**Stated problem**
Scan the records and identify every line in which the string "sondd" occurs, then return those lines.

Stored items:
Begin
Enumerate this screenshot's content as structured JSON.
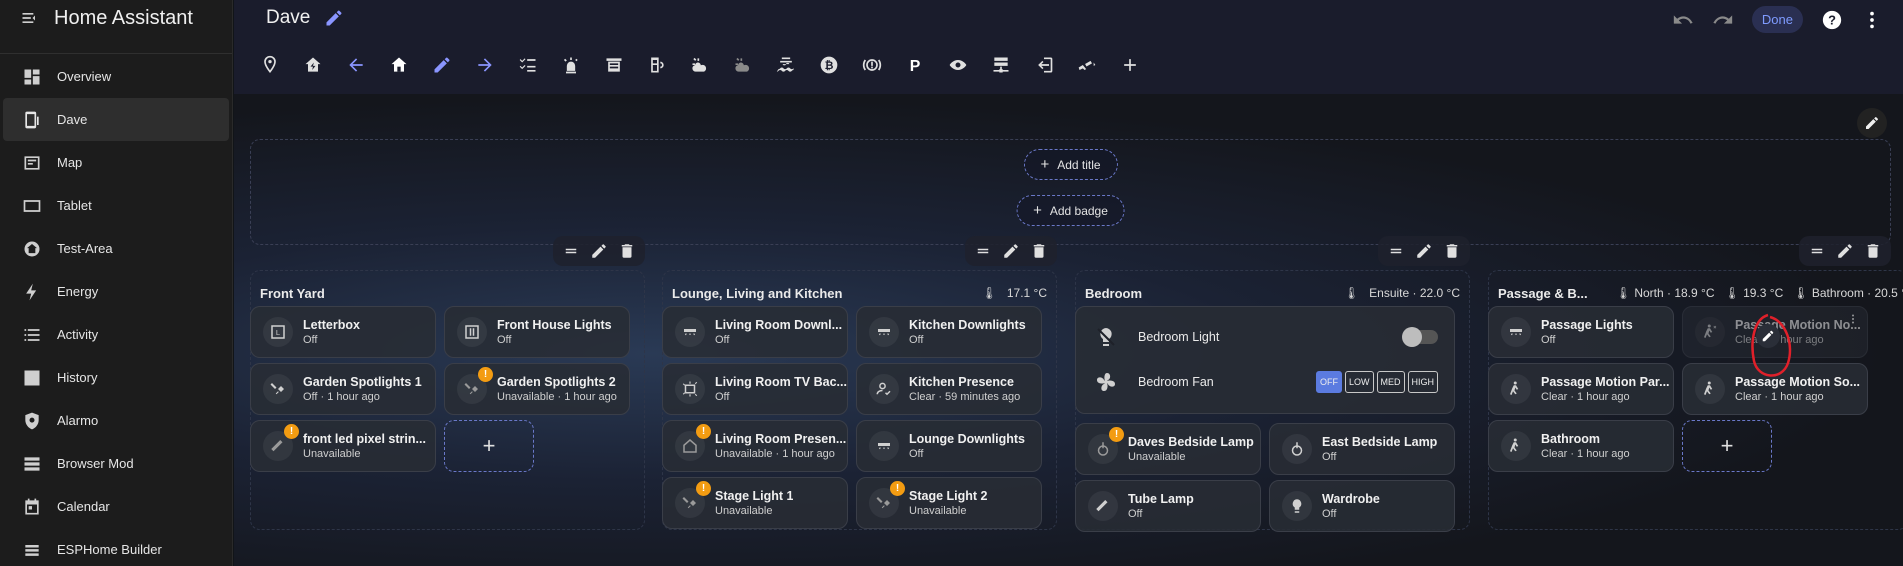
{
  "sidebar": {
    "title": "Home Assistant",
    "items": [
      {
        "label": "Overview",
        "icon": "dashboard-icon",
        "active": false
      },
      {
        "label": "Dave",
        "icon": "tablet-icon",
        "active": true
      },
      {
        "label": "Map",
        "icon": "map-icon",
        "active": false
      },
      {
        "label": "Tablet",
        "icon": "tablet-icon",
        "active": false
      },
      {
        "label": "Test-Area",
        "icon": "home-icon",
        "active": false
      },
      {
        "label": "Energy",
        "icon": "lightning-icon",
        "active": false
      },
      {
        "label": "Activity",
        "icon": "list-icon",
        "active": false
      },
      {
        "label": "History",
        "icon": "chart-icon",
        "active": false
      },
      {
        "label": "Alarmo",
        "icon": "shield-icon",
        "active": false
      },
      {
        "label": "Browser Mod",
        "icon": "server-icon",
        "active": false
      },
      {
        "label": "Calendar",
        "icon": "calendar-icon",
        "active": false
      },
      {
        "label": "ESPHome Builder",
        "icon": "esphome-icon",
        "active": false
      }
    ]
  },
  "topbar": {
    "title": "Dave",
    "done_label": "Done"
  },
  "header_area": {
    "add_title": "Add title",
    "add_badge": "Add badge"
  },
  "sections": {
    "front_yard": {
      "title": "Front Yard",
      "cards": [
        {
          "name": "Letterbox",
          "state": "Off"
        },
        {
          "name": "Front House Lights",
          "state": "Off"
        },
        {
          "name": "Garden Spotlights 1",
          "state": "Off · 1 hour ago"
        },
        {
          "name": "Garden Spotlights 2",
          "state": "Unavailable · 1 hour ago"
        },
        {
          "name": "front led pixel strin...",
          "state": "Unavailable"
        }
      ]
    },
    "lounge": {
      "title": "Lounge, Living and Kitchen",
      "temp": "17.1 °C",
      "cards": [
        {
          "name": "Living Room Downl...",
          "state": "Off"
        },
        {
          "name": "Kitchen Downlights",
          "state": "Off"
        },
        {
          "name": "Living Room TV Bac...",
          "state": "Off"
        },
        {
          "name": "Kitchen Presence",
          "state": "Clear · 59 minutes ago"
        },
        {
          "name": "Living Room Presen...",
          "state": "Unavailable · 1 hour ago"
        },
        {
          "name": "Lounge Downlights",
          "state": "Off"
        },
        {
          "name": "Stage Light 1",
          "state": "Unavailable"
        },
        {
          "name": "Stage Light 2",
          "state": "Unavailable"
        }
      ]
    },
    "bedroom": {
      "title": "Bedroom",
      "temp": "Ensuite · 22.0 °C",
      "entities": [
        {
          "name": "Bedroom Light"
        },
        {
          "name": "Bedroom Fan"
        }
      ],
      "fan_modes": [
        "OFF",
        "LOW",
        "MED",
        "HIGH"
      ],
      "cards": [
        {
          "name": "Daves Bedside Lamp",
          "state": "Unavailable"
        },
        {
          "name": "East Bedside Lamp",
          "state": "Off"
        },
        {
          "name": "Tube Lamp",
          "state": "Off"
        },
        {
          "name": "Wardrobe",
          "state": "Off"
        }
      ]
    },
    "passage": {
      "title": "Passage & B...",
      "temps": [
        "North · 18.9 °C",
        "19.3 °C",
        "Bathroom · 20.5 °"
      ],
      "cards": [
        {
          "name": "Passage Lights",
          "state": "Off"
        },
        {
          "name": "Passage Motion No...",
          "state": "Clear · 1 hour ago"
        },
        {
          "name": "Passage Motion Par...",
          "state": "Clear · 1 hour ago"
        },
        {
          "name": "Passage Motion So...",
          "state": "Clear · 1 hour ago"
        },
        {
          "name": "Bathroom",
          "state": "Clear · 1 hour ago"
        }
      ]
    }
  },
  "colors": {
    "accent": "#7f9bff",
    "warning": "#f39c12",
    "annotation": "#e0202a"
  }
}
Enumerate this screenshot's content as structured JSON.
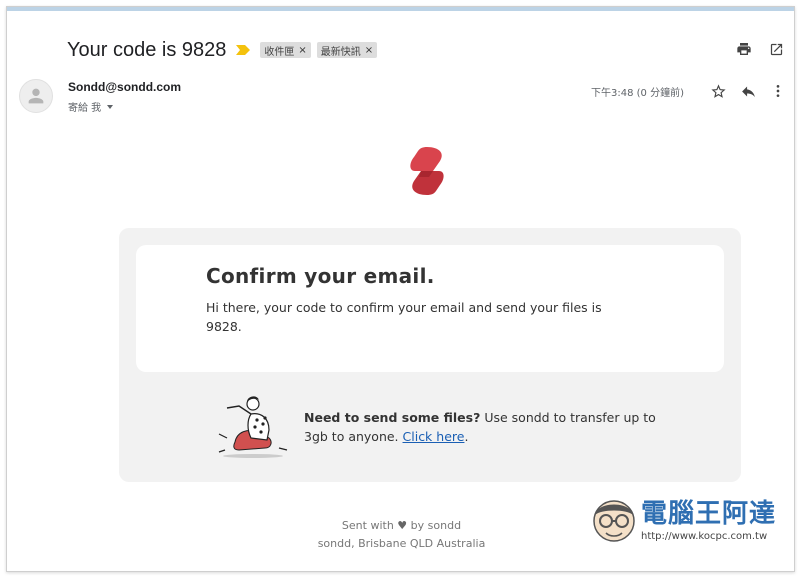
{
  "subject": {
    "title": "Your code is 9828",
    "labels": [
      {
        "text": "收件匣",
        "close": "×"
      },
      {
        "text": "最新快訊",
        "close": "×"
      }
    ]
  },
  "sender": {
    "email": "Sondd@sondd.com",
    "recipient": "寄給 我",
    "timestamp": "下午3:48 (0 分鐘前)"
  },
  "email_body": {
    "heading": "Confirm your email.",
    "message": "Hi there, your code to confirm your email and send your files is 9828.",
    "promo_bold": "Need to send some files?",
    "promo_text": " Use sondd to transfer up to 3gb to anyone. ",
    "promo_link": "Click here",
    "promo_end": "."
  },
  "footer": {
    "sent_with": "Sent with",
    "by": "by sondd",
    "address": "sondd, Brisbane QLD Australia"
  },
  "watermark": {
    "title": "電腦王阿達",
    "url": "http://www.kocpc.com.tw"
  },
  "icons": {
    "importance": "importance-marker-icon",
    "print": "print-icon",
    "open_new_window": "open-in-new-window-icon",
    "star": "star-icon",
    "reply": "reply-icon",
    "more": "more-vert-icon",
    "avatar": "person-icon",
    "logo": "sondd-logo-icon",
    "heart": "heart-icon"
  },
  "colors": {
    "logo_red": "#d9444d",
    "link": "#1a5fb4",
    "importance_yellow": "#f4c20d"
  }
}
End
**Exercise response**
    "email": "Sondd@sondd.com",
    "promo_text": " Use sondd to transfer up to 3gb to anyone. ",
    "by": "by sondd",
    "address": "sondd, Brisbane QLD Australia"
    "logo": "sondd-logo-icon",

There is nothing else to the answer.